━━━━━ Texte du document ━━━━━

Lecture du jeudi 23 mars 2017
REPUBLIQUE FRANCAISE

AU NOM DU PEUPLE FRANCAIS




Vu la procédure suivante :

Mme B...A...a demandé au tribunal administratif de Caen de condamner le département de l'Orne à lui verser la somme de 42 541,42 euros en réparation des préjudices subis du fait de la reconduction illégale de contrats à durée déterminée, de la précarité de sa situation et de l'illégalité de son licenciement.

Par un jugement n° 1302272 du 26 juin 2014, le tribunal administratif de Caen a rejeté sa demande.

Par un arrêt n° 14NT02193 du 18 novembre 2014, la cour administrative d'appel de Nantes a rejeté l'appel qu'elle a formé contre ce jugement.

Par un pourvoi sommaire et un mémoire complémentaire, enregistrés les 21 avril 2016 et 21 juillet 2016 au secrétariat du contentieux du Conseil d'État, Mme A...demande au Conseil d'Etat :

1°) d'annuler cet arrêt ;

2°) réglant l'affaire au fond, de faire droit à son appel ;

3°) de mettre à la charge du département de l'Orne la somme de 3 000 euros, à payer à son avocat, au titre des dispositions de l'article 37 de la loi du 10 juillet 1991 et de l'article L. 761-1 du code de justice administrative.




Vu les autres pièces du dossier ;

Vu :
- la loi n° 68-1250 du 31 décembre 1968 ;
- la loi n° 83-634 du 13 juillet 1983 ;
- la loi n° 2001-2 du 3 janvier 2001 ;
- la loi n° 2005-843 du 26 juillet 2005 ;
- la loi n° 91-647 du 10 juillet 1991 ;
- le code de justice administrative ;



Après avoir entendu en séance publique :

- le rapport de M. Géraud Sajust de Bergues, conseiller d'Etat,

- les conclusions de M. Vincent Daumas, rapporteur public ;

La parole ayant été donnée, avant et après les conclusions, à la SCP Fabiani, Luc-Thaler, Pinatel, avocat de Mme B...A..., et à la SCP Ortscheidt, avocat du département de l'Orne ;




Considérant ce qui suit :

1. Aux termes de l'article 1er de la loi du 31 décembre 1968 : " Sont prescrites, au profit (...) des départements (...) toutes créances qui n'ont pas été payées dans un délai de quatre ans à partir du premier jour de l'année suivant celle au cours de laquelle les droits ont été acquis ". Lorsqu'est demandée l'indemnisation du préjudice résultant de l'illégalité d'une décision administrative, la créance correspondant à la réparation de ce préjudice se rattache non à l'exercice au cours duquel la décision a été prise mais à celui au cours duquel elle a été régulièrement notifiée.

━━━━━

- _Exercices_:
- a) Recopiez fidèlement, dans le texte de la décision, le passage allant de « Par un pourvoi » jusqu'à « de justice administrative. ».
- b) Traduisez en anglais la phrase suivante, tirée du texte de la décision : « Par un jugement n° 1302272 du 26 juin 2014, le tribunal administratif de Caen a rejeté sa demande. »

━━━━━ Données enregistrées ━━━━━

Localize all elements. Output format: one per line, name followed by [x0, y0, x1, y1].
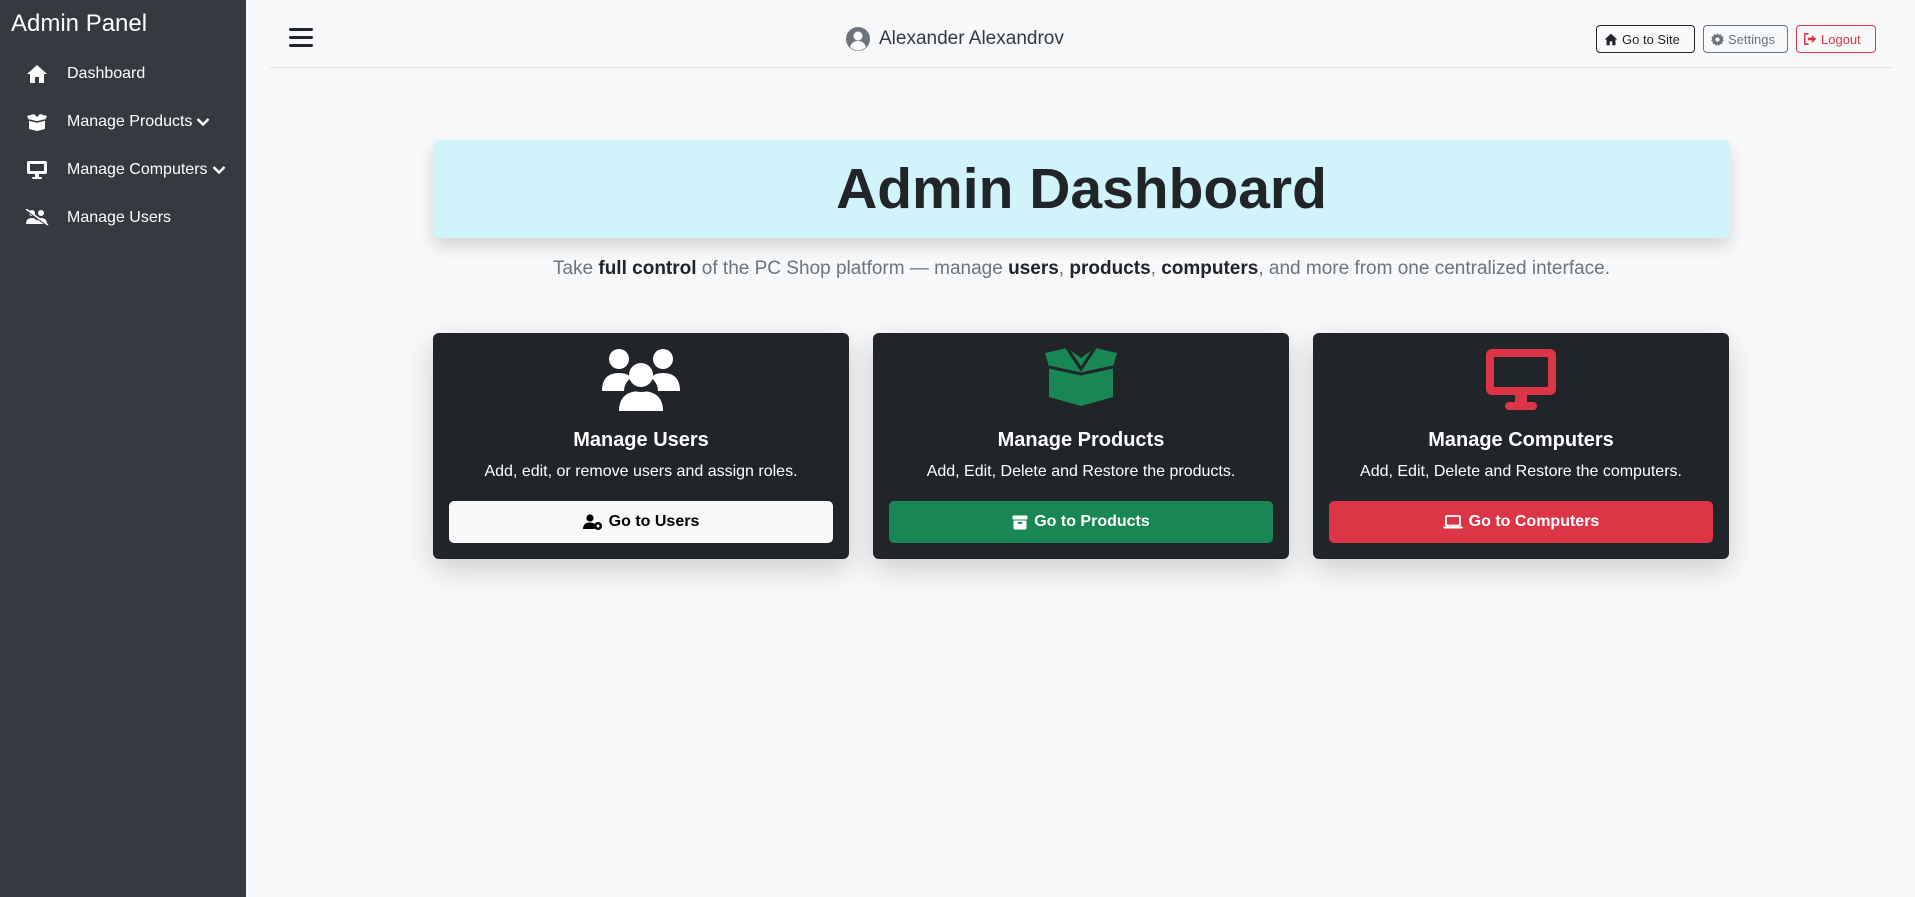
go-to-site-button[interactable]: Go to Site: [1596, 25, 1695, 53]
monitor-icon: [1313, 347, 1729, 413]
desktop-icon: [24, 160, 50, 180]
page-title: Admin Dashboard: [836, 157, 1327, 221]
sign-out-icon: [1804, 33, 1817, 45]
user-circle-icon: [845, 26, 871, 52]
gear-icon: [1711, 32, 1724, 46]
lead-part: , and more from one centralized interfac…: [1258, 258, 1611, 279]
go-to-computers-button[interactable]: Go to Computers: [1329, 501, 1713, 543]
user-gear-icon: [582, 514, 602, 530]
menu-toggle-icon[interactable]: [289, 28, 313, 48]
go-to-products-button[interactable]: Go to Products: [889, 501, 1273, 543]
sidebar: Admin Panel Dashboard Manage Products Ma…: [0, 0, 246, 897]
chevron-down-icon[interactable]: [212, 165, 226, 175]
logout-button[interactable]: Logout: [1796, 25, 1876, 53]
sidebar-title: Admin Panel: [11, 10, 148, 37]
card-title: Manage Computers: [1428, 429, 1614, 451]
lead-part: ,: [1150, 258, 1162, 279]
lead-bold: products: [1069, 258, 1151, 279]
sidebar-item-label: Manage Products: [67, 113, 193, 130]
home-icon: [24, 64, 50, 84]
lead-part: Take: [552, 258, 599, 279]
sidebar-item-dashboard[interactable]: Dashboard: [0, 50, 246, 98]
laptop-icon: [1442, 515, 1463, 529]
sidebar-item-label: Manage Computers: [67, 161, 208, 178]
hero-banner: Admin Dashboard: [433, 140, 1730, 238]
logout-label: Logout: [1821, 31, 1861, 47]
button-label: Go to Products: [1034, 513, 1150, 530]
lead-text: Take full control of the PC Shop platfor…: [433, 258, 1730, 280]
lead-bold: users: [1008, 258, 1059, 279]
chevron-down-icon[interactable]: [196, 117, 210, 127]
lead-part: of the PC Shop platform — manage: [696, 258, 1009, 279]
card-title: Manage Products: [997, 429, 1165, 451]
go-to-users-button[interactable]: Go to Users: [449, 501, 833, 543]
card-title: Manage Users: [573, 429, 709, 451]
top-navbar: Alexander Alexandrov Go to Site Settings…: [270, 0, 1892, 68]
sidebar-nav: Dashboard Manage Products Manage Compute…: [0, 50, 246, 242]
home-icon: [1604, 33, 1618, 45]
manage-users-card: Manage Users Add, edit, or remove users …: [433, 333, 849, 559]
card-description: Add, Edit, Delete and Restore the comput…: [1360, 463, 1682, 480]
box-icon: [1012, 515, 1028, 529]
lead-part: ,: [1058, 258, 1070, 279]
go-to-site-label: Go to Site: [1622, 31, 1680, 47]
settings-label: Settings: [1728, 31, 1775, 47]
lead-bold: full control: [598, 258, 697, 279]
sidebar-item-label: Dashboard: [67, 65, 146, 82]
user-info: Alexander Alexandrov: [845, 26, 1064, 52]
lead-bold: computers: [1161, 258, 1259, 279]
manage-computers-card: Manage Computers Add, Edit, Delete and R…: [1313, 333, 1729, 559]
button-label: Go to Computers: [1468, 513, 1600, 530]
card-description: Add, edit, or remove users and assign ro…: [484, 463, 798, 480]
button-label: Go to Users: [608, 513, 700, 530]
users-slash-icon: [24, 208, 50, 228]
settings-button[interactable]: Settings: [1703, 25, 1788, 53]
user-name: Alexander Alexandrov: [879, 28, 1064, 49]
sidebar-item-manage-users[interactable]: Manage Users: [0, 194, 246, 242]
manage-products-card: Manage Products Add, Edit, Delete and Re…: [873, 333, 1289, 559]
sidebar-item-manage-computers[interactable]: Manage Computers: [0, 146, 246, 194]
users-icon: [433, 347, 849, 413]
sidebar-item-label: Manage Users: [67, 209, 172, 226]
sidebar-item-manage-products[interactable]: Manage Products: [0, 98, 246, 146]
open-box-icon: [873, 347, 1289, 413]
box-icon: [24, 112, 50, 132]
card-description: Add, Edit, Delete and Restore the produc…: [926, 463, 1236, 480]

━━━━━
━━━━━ Données enregistrées ━━━━━

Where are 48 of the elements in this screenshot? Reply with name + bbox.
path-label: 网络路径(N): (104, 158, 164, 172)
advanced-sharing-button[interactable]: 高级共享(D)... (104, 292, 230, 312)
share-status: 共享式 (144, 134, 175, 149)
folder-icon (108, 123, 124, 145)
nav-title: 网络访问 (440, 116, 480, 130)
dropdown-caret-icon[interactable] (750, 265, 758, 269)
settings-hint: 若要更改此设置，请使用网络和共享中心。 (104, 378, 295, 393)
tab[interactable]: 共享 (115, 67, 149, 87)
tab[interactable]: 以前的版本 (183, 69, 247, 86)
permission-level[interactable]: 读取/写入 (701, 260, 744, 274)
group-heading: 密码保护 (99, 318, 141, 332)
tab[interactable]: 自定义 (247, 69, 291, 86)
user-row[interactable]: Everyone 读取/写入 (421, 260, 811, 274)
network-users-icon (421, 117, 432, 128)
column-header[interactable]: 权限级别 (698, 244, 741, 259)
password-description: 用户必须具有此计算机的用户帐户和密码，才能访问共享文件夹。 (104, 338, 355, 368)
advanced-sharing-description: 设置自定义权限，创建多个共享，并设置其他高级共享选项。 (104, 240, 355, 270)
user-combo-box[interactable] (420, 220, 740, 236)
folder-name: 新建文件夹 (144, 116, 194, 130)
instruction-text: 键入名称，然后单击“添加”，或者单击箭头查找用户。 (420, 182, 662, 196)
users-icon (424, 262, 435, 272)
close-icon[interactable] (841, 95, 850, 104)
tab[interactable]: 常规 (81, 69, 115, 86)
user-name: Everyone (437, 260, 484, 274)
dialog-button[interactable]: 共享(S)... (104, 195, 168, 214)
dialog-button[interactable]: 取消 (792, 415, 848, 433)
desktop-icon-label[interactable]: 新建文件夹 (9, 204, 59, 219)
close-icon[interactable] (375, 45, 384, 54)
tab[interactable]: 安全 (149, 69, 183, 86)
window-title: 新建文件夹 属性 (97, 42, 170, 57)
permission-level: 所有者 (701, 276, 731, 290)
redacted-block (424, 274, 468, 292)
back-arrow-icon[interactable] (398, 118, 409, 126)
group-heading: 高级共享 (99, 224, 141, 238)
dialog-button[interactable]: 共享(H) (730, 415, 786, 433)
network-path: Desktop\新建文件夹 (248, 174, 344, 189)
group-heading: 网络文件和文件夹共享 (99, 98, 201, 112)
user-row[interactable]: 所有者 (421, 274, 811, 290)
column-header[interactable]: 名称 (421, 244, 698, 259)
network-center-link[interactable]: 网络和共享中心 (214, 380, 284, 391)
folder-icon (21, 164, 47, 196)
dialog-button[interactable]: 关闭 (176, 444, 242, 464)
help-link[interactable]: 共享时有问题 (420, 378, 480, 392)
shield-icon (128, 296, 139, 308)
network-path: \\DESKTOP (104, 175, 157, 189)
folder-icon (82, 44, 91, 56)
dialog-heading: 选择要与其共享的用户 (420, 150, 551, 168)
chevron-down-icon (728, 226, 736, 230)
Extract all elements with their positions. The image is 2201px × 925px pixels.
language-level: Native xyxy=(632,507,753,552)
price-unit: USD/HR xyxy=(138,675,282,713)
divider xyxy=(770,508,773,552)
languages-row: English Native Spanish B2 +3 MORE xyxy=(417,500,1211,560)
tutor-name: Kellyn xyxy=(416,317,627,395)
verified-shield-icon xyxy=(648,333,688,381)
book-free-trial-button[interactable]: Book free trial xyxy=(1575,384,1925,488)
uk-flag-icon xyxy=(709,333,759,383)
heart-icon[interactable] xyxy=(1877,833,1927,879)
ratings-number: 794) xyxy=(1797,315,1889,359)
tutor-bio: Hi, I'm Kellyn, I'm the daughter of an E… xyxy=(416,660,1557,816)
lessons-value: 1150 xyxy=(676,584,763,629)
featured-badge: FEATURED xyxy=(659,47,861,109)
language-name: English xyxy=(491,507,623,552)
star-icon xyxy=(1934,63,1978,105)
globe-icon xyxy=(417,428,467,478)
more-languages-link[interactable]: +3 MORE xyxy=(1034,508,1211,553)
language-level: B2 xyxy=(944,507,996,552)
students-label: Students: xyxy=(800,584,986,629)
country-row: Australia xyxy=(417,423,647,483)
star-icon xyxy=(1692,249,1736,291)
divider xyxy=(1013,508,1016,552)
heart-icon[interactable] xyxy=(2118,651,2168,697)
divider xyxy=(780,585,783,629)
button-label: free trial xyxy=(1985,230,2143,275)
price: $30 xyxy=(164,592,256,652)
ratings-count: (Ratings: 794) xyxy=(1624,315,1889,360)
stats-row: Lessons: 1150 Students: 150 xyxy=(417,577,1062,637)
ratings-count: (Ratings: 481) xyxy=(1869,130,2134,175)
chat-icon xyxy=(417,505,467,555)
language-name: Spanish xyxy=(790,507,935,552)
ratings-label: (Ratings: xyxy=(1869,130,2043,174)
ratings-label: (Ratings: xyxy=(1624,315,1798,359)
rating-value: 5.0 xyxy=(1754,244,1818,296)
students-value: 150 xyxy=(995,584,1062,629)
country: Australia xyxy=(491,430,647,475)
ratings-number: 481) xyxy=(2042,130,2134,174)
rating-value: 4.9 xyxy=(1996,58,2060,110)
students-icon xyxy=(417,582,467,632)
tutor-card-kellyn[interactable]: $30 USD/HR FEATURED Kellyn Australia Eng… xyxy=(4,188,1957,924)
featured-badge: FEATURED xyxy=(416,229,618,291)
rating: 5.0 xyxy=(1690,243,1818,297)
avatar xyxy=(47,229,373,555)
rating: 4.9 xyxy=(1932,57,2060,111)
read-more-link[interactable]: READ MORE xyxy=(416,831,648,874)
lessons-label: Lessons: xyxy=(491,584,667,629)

━━━━━

- _Résultats dans l'ordre_:
- a)
Par un pourvoi sommaire et un mémoire complémentaire, enregistrés les 21 avril 2016 et 21 juillet 2016 au secrétariat du contentieux du Conseil d'État, Mme A...demande au Conseil d'Etat :

1°) d'annuler cet arrêt ;

2°) réglant l'affaire au fond, de faire droit à son appel ;

3°) de mettre à la charge du département de l'Orne la somme de 3 000 euros, à payer à son avocat, au titre des dispositions de l'article 37 de la loi du 10 juillet 1991 et de l'article L. 761-1 du code de justice administrative.

- b) By judgment No. 1302272 of June 26, 2014, the Administrative Court of Caen dismissed her claim.